#### [EXERCISE OBJECTIVE]
Without the images, print all the entries below exactly as given.

#### [GIVEN DATA]
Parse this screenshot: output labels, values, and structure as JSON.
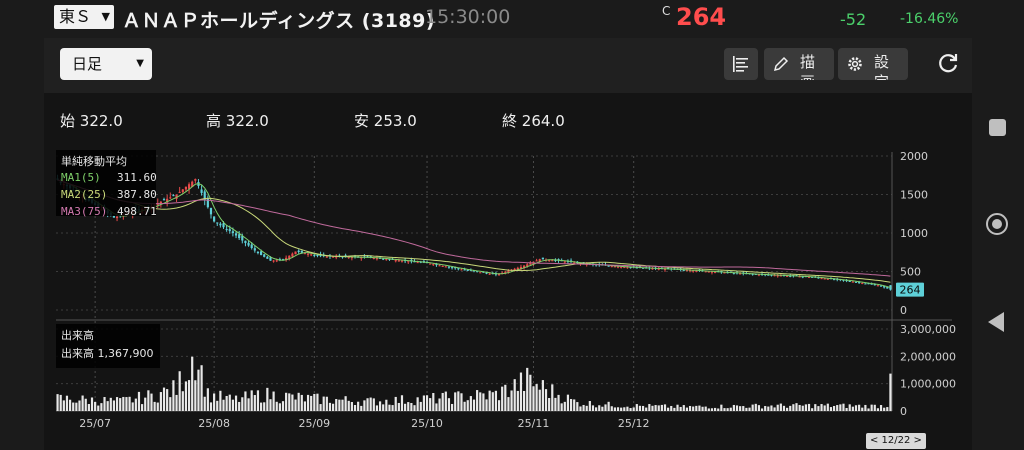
{
  "header": {
    "market": "東Ｓ",
    "name": "ＡＮＡＰホールディングス (3189)",
    "time": "15:30:00",
    "price_mark": "C",
    "price": "264",
    "change": "-52",
    "change_pct": "-16.46%"
  },
  "toolbar": {
    "period": "日足",
    "draw_label": "描画",
    "settings_label": "設定"
  },
  "ohlc": {
    "open_label": "始",
    "open": "322.0",
    "high_label": "高",
    "high": "322.0",
    "low_label": "安",
    "low": "253.0",
    "close_label": "終",
    "close": "264.0"
  },
  "legend": {
    "title": "単純移動平均",
    "ma1_label": "MA1(5)",
    "ma1": "311.60",
    "ma2_label": "MA2(25)",
    "ma2": "387.80",
    "ma3_label": "MA3(75)",
    "ma3": "498.71"
  },
  "volume_legend": {
    "title": "出来高",
    "label": "出来高",
    "value": "1,367,900"
  },
  "colors": {
    "up": "#e84a4a",
    "down": "#5ed0d8",
    "ma1": "#7fd06a",
    "ma2": "#c9d97a",
    "ma3": "#c06a9c",
    "volume": "#e8e8e8"
  },
  "date_badge": "< 12/22 >",
  "chart_data": {
    "type": "candlestick",
    "price_axis": {
      "ticks": [
        "2000",
        "1500",
        "1000",
        "500",
        "0"
      ],
      "ylim": [
        0,
        2000
      ]
    },
    "volume_axis": {
      "ticks": [
        "3,000,000",
        "2,000,000",
        "1,000,000",
        "0"
      ],
      "ylim": [
        0,
        3000000
      ]
    },
    "x_ticks": [
      "25/07",
      "25/08",
      "25/09",
      "25/10",
      "25/11",
      "25/12"
    ],
    "last_price_label": "264",
    "anchors": [
      [
        0,
        1690
      ],
      [
        18,
        1200
      ],
      [
        30,
        1350
      ],
      [
        38,
        1500
      ],
      [
        44,
        1700
      ],
      [
        46,
        1520
      ],
      [
        50,
        1150
      ],
      [
        56,
        1000
      ],
      [
        64,
        740
      ],
      [
        68,
        640
      ],
      [
        72,
        650
      ],
      [
        76,
        760
      ],
      [
        84,
        700
      ],
      [
        100,
        680
      ],
      [
        118,
        610
      ],
      [
        130,
        520
      ],
      [
        140,
        460
      ],
      [
        148,
        560
      ],
      [
        154,
        660
      ],
      [
        160,
        640
      ],
      [
        168,
        600
      ],
      [
        180,
        560
      ],
      [
        200,
        520
      ],
      [
        220,
        470
      ],
      [
        240,
        430
      ],
      [
        252,
        380
      ],
      [
        262,
        320
      ],
      [
        266,
        264
      ]
    ],
    "volume_anchors": [
      [
        0,
        450000
      ],
      [
        20,
        350000
      ],
      [
        30,
        550000
      ],
      [
        38,
        800000
      ],
      [
        44,
        2200000
      ],
      [
        48,
        600000
      ],
      [
        56,
        400000
      ],
      [
        66,
        600000
      ],
      [
        80,
        450000
      ],
      [
        100,
        350000
      ],
      [
        120,
        450000
      ],
      [
        140,
        600000
      ],
      [
        150,
        1100000
      ],
      [
        158,
        700000
      ],
      [
        166,
        300000
      ],
      [
        180,
        200000
      ],
      [
        200,
        150000
      ],
      [
        220,
        180000
      ],
      [
        240,
        200000
      ],
      [
        260,
        180000
      ],
      [
        265,
        200000
      ],
      [
        266,
        1367900
      ]
    ],
    "ma_stats": {
      "ma1": 311.6,
      "ma2": 387.8,
      "ma3": 498.71
    }
  }
}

#### [CORRECT OUTPUT]
Parse this screenshot: output labels, values, and structure as JSON.
{
  "header": {
    "market": "東Ｓ",
    "name": "ＡＮＡＰホールディングス (3189)",
    "time": "15:30:00",
    "price_mark": "C",
    "price": "264",
    "change": "-52",
    "change_pct": "-16.46%"
  },
  "toolbar": {
    "period": "日足",
    "draw_label": "描画",
    "settings_label": "設定"
  },
  "ohlc": {
    "open_label": "始",
    "open": "322.0",
    "high_label": "高",
    "high": "322.0",
    "low_label": "安",
    "low": "253.0",
    "close_label": "終",
    "close": "264.0"
  },
  "legend": {
    "title": "単純移動平均",
    "ma1_label": "MA1(5)",
    "ma1": "311.60",
    "ma2_label": "MA2(25)",
    "ma2": "387.80",
    "ma3_label": "MA3(75)",
    "ma3": "498.71"
  },
  "volume_legend": {
    "title": "出来高",
    "label": "出来高",
    "value": "1,367,900"
  },
  "colors": {
    "up": "#e84a4a",
    "down": "#5ed0d8",
    "ma1": "#7fd06a",
    "ma2": "#c9d97a",
    "ma3": "#c06a9c",
    "volume": "#e8e8e8"
  },
  "date_badge": "< 12/22 >",
  "chart_data": {
    "type": "candlestick",
    "price_axis": {
      "ticks": [
        "2000",
        "1500",
        "1000",
        "500",
        "0"
      ],
      "ylim": [
        0,
        2000
      ]
    },
    "volume_axis": {
      "ticks": [
        "3,000,000",
        "2,000,000",
        "1,000,000",
        "0"
      ],
      "ylim": [
        0,
        3000000
      ]
    },
    "x_ticks": [
      "25/07",
      "25/08",
      "25/09",
      "25/10",
      "25/11",
      "25/12"
    ],
    "last_price_label": "264",
    "anchors": [
      [
        0,
        1690
      ],
      [
        18,
        1200
      ],
      [
        30,
        1350
      ],
      [
        38,
        1500
      ],
      [
        44,
        1700
      ],
      [
        46,
        1520
      ],
      [
        50,
        1150
      ],
      [
        56,
        1000
      ],
      [
        64,
        740
      ],
      [
        68,
        640
      ],
      [
        72,
        650
      ],
      [
        76,
        760
      ],
      [
        84,
        700
      ],
      [
        100,
        680
      ],
      [
        118,
        610
      ],
      [
        130,
        520
      ],
      [
        140,
        460
      ],
      [
        148,
        560
      ],
      [
        154,
        660
      ],
      [
        160,
        640
      ],
      [
        168,
        600
      ],
      [
        180,
        560
      ],
      [
        200,
        520
      ],
      [
        220,
        470
      ],
      [
        240,
        430
      ],
      [
        252,
        380
      ],
      [
        262,
        320
      ],
      [
        266,
        264
      ]
    ],
    "volume_anchors": [
      [
        0,
        450000
      ],
      [
        20,
        350000
      ],
      [
        30,
        550000
      ],
      [
        38,
        800000
      ],
      [
        44,
        2200000
      ],
      [
        48,
        600000
      ],
      [
        56,
        400000
      ],
      [
        66,
        600000
      ],
      [
        80,
        450000
      ],
      [
        100,
        350000
      ],
      [
        120,
        450000
      ],
      [
        140,
        600000
      ],
      [
        150,
        1100000
      ],
      [
        158,
        700000
      ],
      [
        166,
        300000
      ],
      [
        180,
        200000
      ],
      [
        200,
        150000
      ],
      [
        220,
        180000
      ],
      [
        240,
        200000
      ],
      [
        260,
        180000
      ],
      [
        265,
        200000
      ],
      [
        266,
        1367900
      ]
    ],
    "ma_stats": {
      "ma1": 311.6,
      "ma2": 387.8,
      "ma3": 498.71
    }
  }
}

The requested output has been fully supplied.